--- begin MATERIAL PROVIDED ---

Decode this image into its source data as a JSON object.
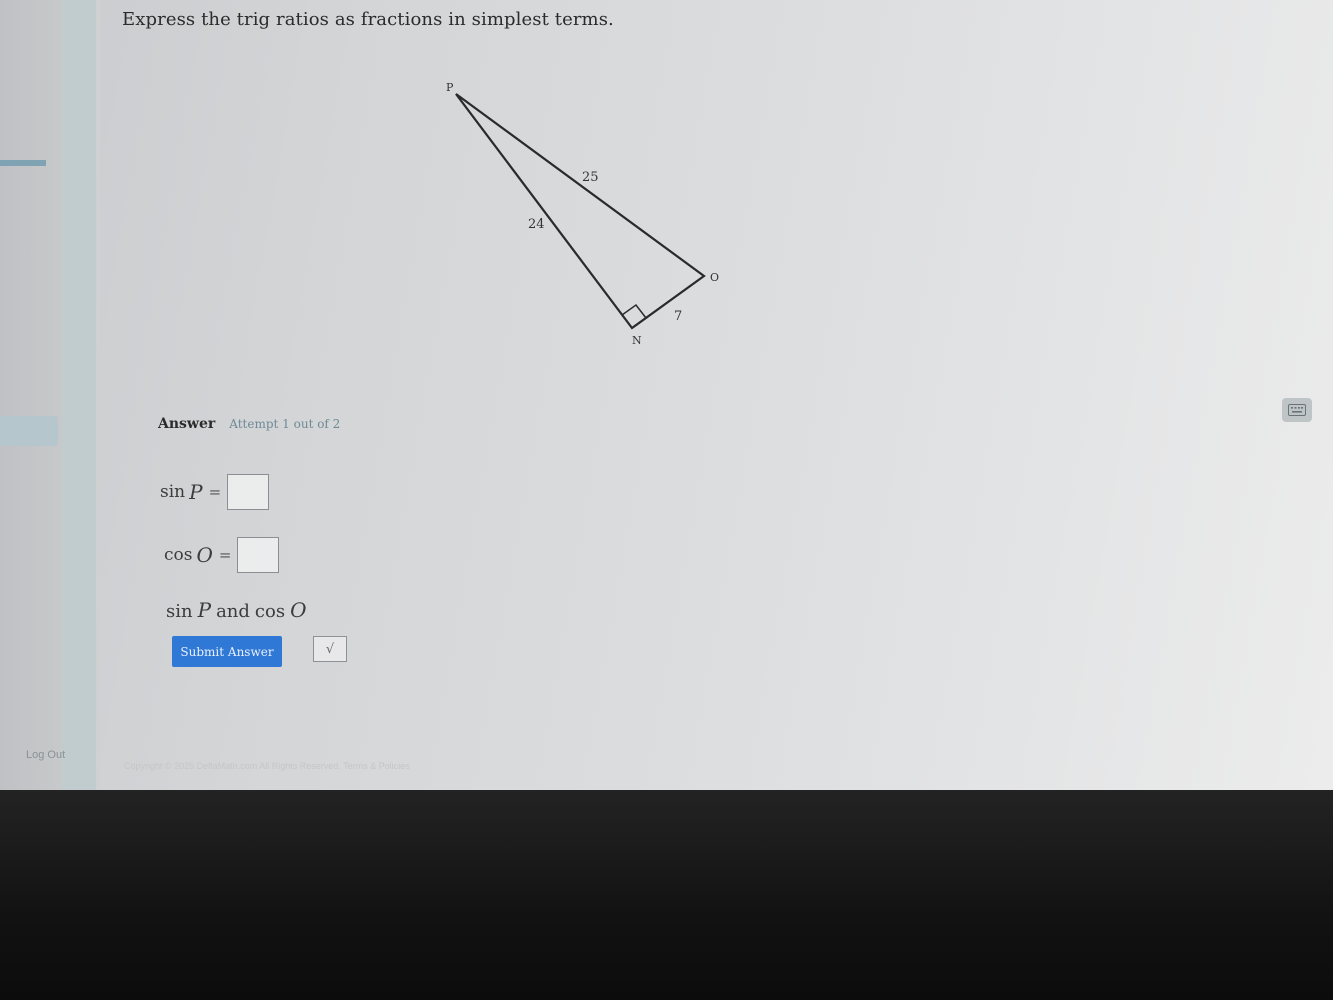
{
  "question": {
    "text": "Express the trig ratios as fractions in simplest terms."
  },
  "diagram": {
    "vertices": {
      "p": "P",
      "o": "O",
      "n": "N"
    },
    "sides": {
      "pn": "24",
      "po": "25",
      "no": "7"
    }
  },
  "answer": {
    "label": "Answer",
    "attempt": "Attempt 1 out of 2",
    "sin_fn": "sin",
    "sin_var": "P",
    "cos_fn": "cos",
    "cos_var": "O",
    "equals": "=",
    "relation": {
      "fn1": "sin",
      "var1": "P",
      "and": "and",
      "fn2": "cos",
      "var2": "O"
    }
  },
  "buttons": {
    "submit": "Submit Answer",
    "sqrt": "√"
  },
  "sidebar": {
    "logout": "Log Out"
  },
  "footer": {
    "copyright": "Copyright © 2025 DeltaMath.com All Rights Reserved. Terms & Policies"
  },
  "colors": {
    "submit_button": "#2f78d6",
    "attempt_text": "#6f8a96"
  },
  "icons": {
    "keyboard": "keyboard-icon",
    "right_angle": "right-angle-marker"
  }
}
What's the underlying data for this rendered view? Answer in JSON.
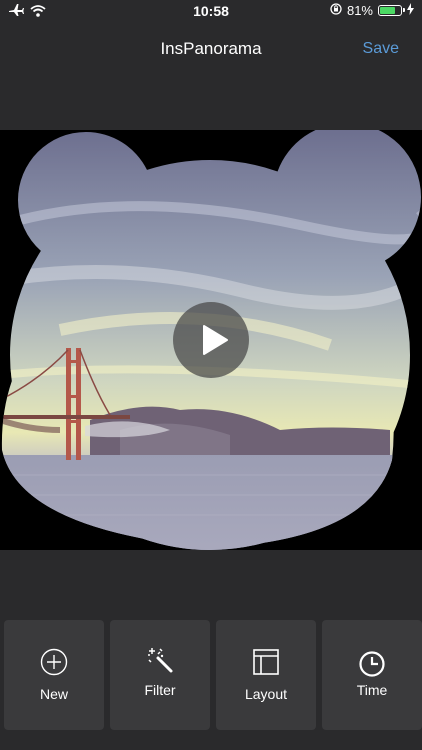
{
  "status_bar": {
    "time": "10:58",
    "battery_percent": "81%",
    "battery_level": 0.81,
    "icons": [
      "airplane-icon",
      "wifi-icon",
      "orientation-lock-icon",
      "battery-icon",
      "charging-bolt-icon"
    ]
  },
  "nav": {
    "title": "InsPanorama",
    "save_label": "Save"
  },
  "canvas": {
    "mask_shape": "bear-head",
    "play_icon": "play-icon"
  },
  "toolbar": {
    "new_label": "New",
    "filter_label": "Filter",
    "layout_label": "Layout",
    "time_label": "Time",
    "icons": [
      "plus-circle-icon",
      "magic-wand-icon",
      "layout-icon",
      "clock-icon"
    ]
  },
  "colors": {
    "background": "#2a2a2c",
    "tile": "#3a3a3c",
    "accent": "#5b9bd8",
    "battery": "#4cd964"
  }
}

--- end MATERIAL PROVIDED ---

### SET TASK
Among the entries above, identify all lines with "JSON" and copy them.

### REPLY TO THE TASK
Decode this image into its source data as a JSON object.
What's the underlying data for this rendered view? Answer in JSON.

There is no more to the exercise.